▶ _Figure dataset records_

(begin)

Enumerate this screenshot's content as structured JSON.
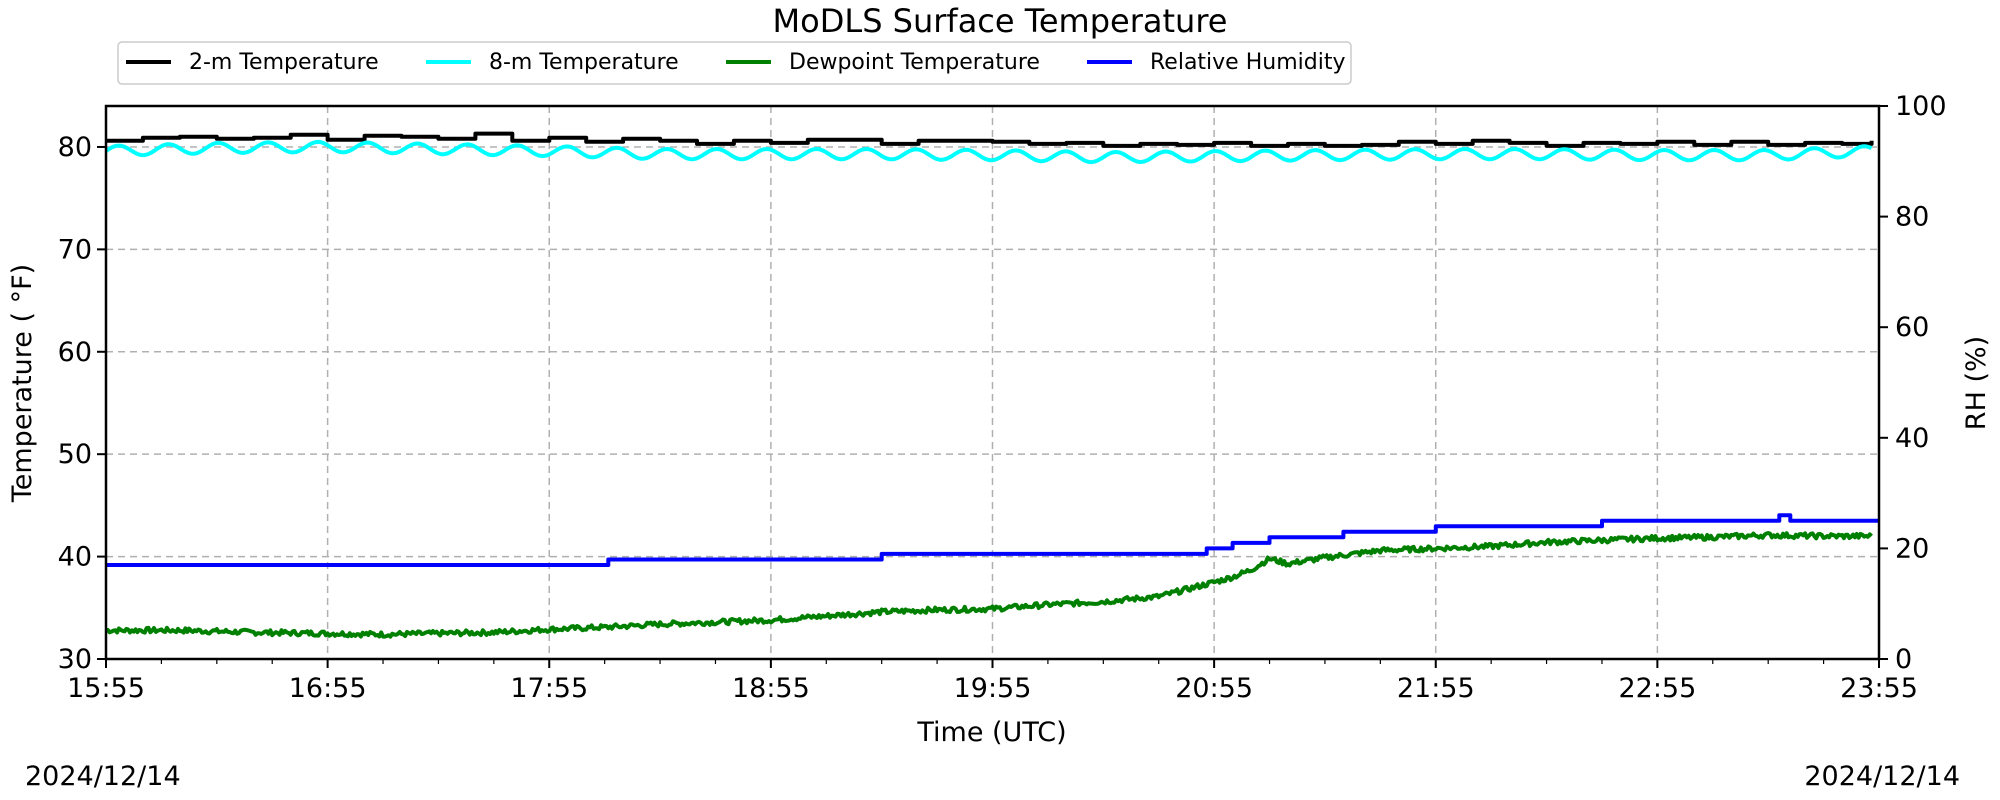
{
  "chart_data": {
    "type": "line",
    "title": "MoDLS Surface Temperature",
    "xlabel": "Time (UTC)",
    "ylabel": "Temperature ($^\\circ$F)",
    "ylabel_display": "Temperature ( °F)",
    "y2label": "RH (%)",
    "date_left": "2024/12/14",
    "date_right": "2024/12/14",
    "xlim_minutes": [
      0,
      480
    ],
    "ylim": [
      30,
      84
    ],
    "y2lim": [
      0,
      100
    ],
    "x_ticks": [
      {
        "minute": 0,
        "label": "15:55"
      },
      {
        "minute": 60,
        "label": "16:55"
      },
      {
        "minute": 120,
        "label": "17:55"
      },
      {
        "minute": 180,
        "label": "18:55"
      },
      {
        "minute": 240,
        "label": "19:55"
      },
      {
        "minute": 300,
        "label": "20:55"
      },
      {
        "minute": 360,
        "label": "21:55"
      },
      {
        "minute": 420,
        "label": "22:55"
      },
      {
        "minute": 480,
        "label": "23:55"
      }
    ],
    "y_ticks": [
      30,
      40,
      50,
      60,
      70,
      80
    ],
    "y2_ticks": [
      0,
      20,
      40,
      60,
      80,
      100
    ],
    "grid": true,
    "legend_position": "top-left",
    "series": [
      {
        "name": "2-m Temperature",
        "color": "#000000",
        "axis": "left",
        "step": true,
        "x": [
          0,
          10,
          20,
          30,
          40,
          50,
          60,
          70,
          80,
          90,
          100,
          110,
          120,
          130,
          140,
          150,
          160,
          170,
          180,
          190,
          200,
          210,
          220,
          230,
          240,
          250,
          260,
          270,
          280,
          290,
          300,
          310,
          320,
          330,
          340,
          350,
          360,
          370,
          380,
          390,
          400,
          410,
          420,
          430,
          440,
          450,
          460,
          470,
          478
        ],
        "y": [
          80.6,
          80.9,
          81.0,
          80.8,
          80.9,
          81.2,
          80.7,
          81.1,
          81.0,
          80.8,
          81.3,
          80.6,
          80.9,
          80.5,
          80.8,
          80.6,
          80.3,
          80.6,
          80.4,
          80.7,
          80.7,
          80.3,
          80.6,
          80.6,
          80.5,
          80.3,
          80.4,
          80.1,
          80.3,
          80.2,
          80.4,
          80.1,
          80.3,
          80.1,
          80.2,
          80.5,
          80.3,
          80.6,
          80.4,
          80.1,
          80.4,
          80.3,
          80.5,
          80.2,
          80.5,
          80.2,
          80.4,
          80.3,
          80.6
        ]
      },
      {
        "name": "8-m Temperature",
        "color": "#00ffff",
        "axis": "left",
        "wave": {
          "period": 13.5,
          "amplitude": 0.5
        },
        "x": [
          0,
          30,
          60,
          90,
          120,
          150,
          180,
          210,
          240,
          270,
          300,
          330,
          360,
          390,
          420,
          450,
          478
        ],
        "y": [
          79.6,
          79.9,
          80.0,
          79.8,
          79.6,
          79.3,
          79.3,
          79.3,
          79.2,
          79.0,
          79.1,
          79.2,
          79.3,
          79.3,
          79.2,
          79.2,
          79.6
        ]
      },
      {
        "name": "Dewpoint Temperature",
        "color": "#008000",
        "axis": "left",
        "jitter": 0.25,
        "x": [
          0,
          20,
          40,
          60,
          75,
          90,
          105,
          120,
          135,
          150,
          165,
          180,
          195,
          210,
          225,
          240,
          255,
          270,
          285,
          300,
          305,
          310,
          315,
          320,
          325,
          330,
          345,
          360,
          375,
          390,
          405,
          420,
          435,
          450,
          465,
          478
        ],
        "y": [
          32.8,
          32.8,
          32.6,
          32.5,
          32.4,
          32.5,
          32.6,
          32.9,
          33.1,
          33.4,
          33.6,
          33.8,
          34.2,
          34.6,
          34.8,
          34.9,
          35.3,
          35.6,
          36.1,
          37.5,
          38.0,
          38.7,
          39.8,
          39.3,
          39.6,
          39.9,
          40.6,
          40.8,
          41.0,
          41.4,
          41.6,
          41.8,
          41.9,
          42.1,
          42.0,
          42.0
        ]
      },
      {
        "name": "Relative Humidity",
        "color": "#0000ff",
        "axis": "right",
        "step": true,
        "x": [
          0,
          120,
          136,
          140,
          200,
          210,
          255,
          298,
          305,
          310,
          315,
          335,
          360,
          405,
          450,
          453,
          456,
          480
        ],
        "y": [
          17.0,
          17.0,
          18.0,
          18.0,
          18.0,
          19.0,
          19.0,
          20.0,
          21.0,
          21.0,
          22.0,
          23.0,
          24.0,
          25.0,
          25.0,
          26.0,
          25.0,
          25.0
        ]
      }
    ]
  }
}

(end)

▶ _Your goal_
Reproduce each record above by retyping it exactly; omit all images.

▶ _Result_
Enumerate this screenshot's content as structured JSON.
{
  "chart_data": {
    "type": "line",
    "title": "MoDLS Surface Temperature",
    "xlabel": "Time (UTC)",
    "ylabel": "Temperature ($^\\circ$F)",
    "ylabel_display": "Temperature ( °F)",
    "y2label": "RH (%)",
    "date_left": "2024/12/14",
    "date_right": "2024/12/14",
    "xlim_minutes": [
      0,
      480
    ],
    "ylim": [
      30,
      84
    ],
    "y2lim": [
      0,
      100
    ],
    "x_ticks": [
      {
        "minute": 0,
        "label": "15:55"
      },
      {
        "minute": 60,
        "label": "16:55"
      },
      {
        "minute": 120,
        "label": "17:55"
      },
      {
        "minute": 180,
        "label": "18:55"
      },
      {
        "minute": 240,
        "label": "19:55"
      },
      {
        "minute": 300,
        "label": "20:55"
      },
      {
        "minute": 360,
        "label": "21:55"
      },
      {
        "minute": 420,
        "label": "22:55"
      },
      {
        "minute": 480,
        "label": "23:55"
      }
    ],
    "y_ticks": [
      30,
      40,
      50,
      60,
      70,
      80
    ],
    "y2_ticks": [
      0,
      20,
      40,
      60,
      80,
      100
    ],
    "grid": true,
    "legend_position": "top-left",
    "series": [
      {
        "name": "2-m Temperature",
        "color": "#000000",
        "axis": "left",
        "step": true,
        "x": [
          0,
          10,
          20,
          30,
          40,
          50,
          60,
          70,
          80,
          90,
          100,
          110,
          120,
          130,
          140,
          150,
          160,
          170,
          180,
          190,
          200,
          210,
          220,
          230,
          240,
          250,
          260,
          270,
          280,
          290,
          300,
          310,
          320,
          330,
          340,
          350,
          360,
          370,
          380,
          390,
          400,
          410,
          420,
          430,
          440,
          450,
          460,
          470,
          478
        ],
        "y": [
          80.6,
          80.9,
          81.0,
          80.8,
          80.9,
          81.2,
          80.7,
          81.1,
          81.0,
          80.8,
          81.3,
          80.6,
          80.9,
          80.5,
          80.8,
          80.6,
          80.3,
          80.6,
          80.4,
          80.7,
          80.7,
          80.3,
          80.6,
          80.6,
          80.5,
          80.3,
          80.4,
          80.1,
          80.3,
          80.2,
          80.4,
          80.1,
          80.3,
          80.1,
          80.2,
          80.5,
          80.3,
          80.6,
          80.4,
          80.1,
          80.4,
          80.3,
          80.5,
          80.2,
          80.5,
          80.2,
          80.4,
          80.3,
          80.6
        ]
      },
      {
        "name": "8-m Temperature",
        "color": "#00ffff",
        "axis": "left",
        "wave": {
          "period": 13.5,
          "amplitude": 0.5
        },
        "x": [
          0,
          30,
          60,
          90,
          120,
          150,
          180,
          210,
          240,
          270,
          300,
          330,
          360,
          390,
          420,
          450,
          478
        ],
        "y": [
          79.6,
          79.9,
          80.0,
          79.8,
          79.6,
          79.3,
          79.3,
          79.3,
          79.2,
          79.0,
          79.1,
          79.2,
          79.3,
          79.3,
          79.2,
          79.2,
          79.6
        ]
      },
      {
        "name": "Dewpoint Temperature",
        "color": "#008000",
        "axis": "left",
        "jitter": 0.25,
        "x": [
          0,
          20,
          40,
          60,
          75,
          90,
          105,
          120,
          135,
          150,
          165,
          180,
          195,
          210,
          225,
          240,
          255,
          270,
          285,
          300,
          305,
          310,
          315,
          320,
          325,
          330,
          345,
          360,
          375,
          390,
          405,
          420,
          435,
          450,
          465,
          478
        ],
        "y": [
          32.8,
          32.8,
          32.6,
          32.5,
          32.4,
          32.5,
          32.6,
          32.9,
          33.1,
          33.4,
          33.6,
          33.8,
          34.2,
          34.6,
          34.8,
          34.9,
          35.3,
          35.6,
          36.1,
          37.5,
          38.0,
          38.7,
          39.8,
          39.3,
          39.6,
          39.9,
          40.6,
          40.8,
          41.0,
          41.4,
          41.6,
          41.8,
          41.9,
          42.1,
          42.0,
          42.0
        ]
      },
      {
        "name": "Relative Humidity",
        "color": "#0000ff",
        "axis": "right",
        "step": true,
        "x": [
          0,
          120,
          136,
          140,
          200,
          210,
          255,
          298,
          305,
          310,
          315,
          335,
          360,
          405,
          450,
          453,
          456,
          480
        ],
        "y": [
          17.0,
          17.0,
          18.0,
          18.0,
          18.0,
          19.0,
          19.0,
          20.0,
          21.0,
          21.0,
          22.0,
          23.0,
          24.0,
          25.0,
          25.0,
          26.0,
          25.0,
          25.0
        ]
      }
    ]
  }
}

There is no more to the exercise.